→ **Data excerpts**
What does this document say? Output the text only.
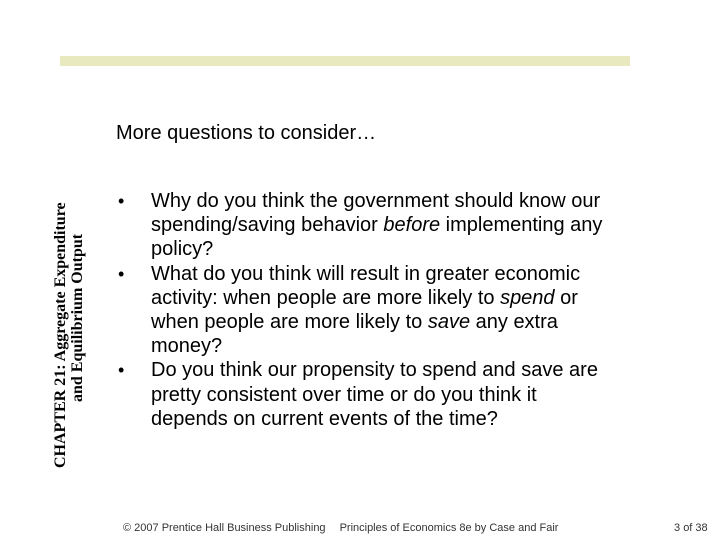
CHAPTER 21: Aggregate Expenditure and Equilibrium Output
More questions to consider…
• Why do you think the government should know our spending/saving behavior before implementing any policy?
• What do you think will result in greater economic activity: when people are more likely to spend or when people are more likely to save any extra money?
• Do you think our propensity to spend and save are pretty consistent over time or do you think it depends on current events of the time?
© 2007 Prentice Hall Business Publishing Principles of Economics 8e by Case and Fair	3 of 38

→ **Exercise requirements**
All of the entries above should be copied exactly, except for the pictures.

→ **Response below**
What does this document say? Output the text only.
CHAPTER 21: Aggregate Expenditure and Equilibrium Output
More questions to consider…
• Why do you think the government should know our spending/saving behavior before implementing any policy?
• What do you think will result in greater economic activity: when people are more likely to spend or when people are more likely to save any extra money?
• Do you think our propensity to spend and save are pretty consistent over time or do you think it depends on current events of the time?
© 2007 Prentice Hall Business Publishing Principles of Economics 8e by Case and Fair	3 of 38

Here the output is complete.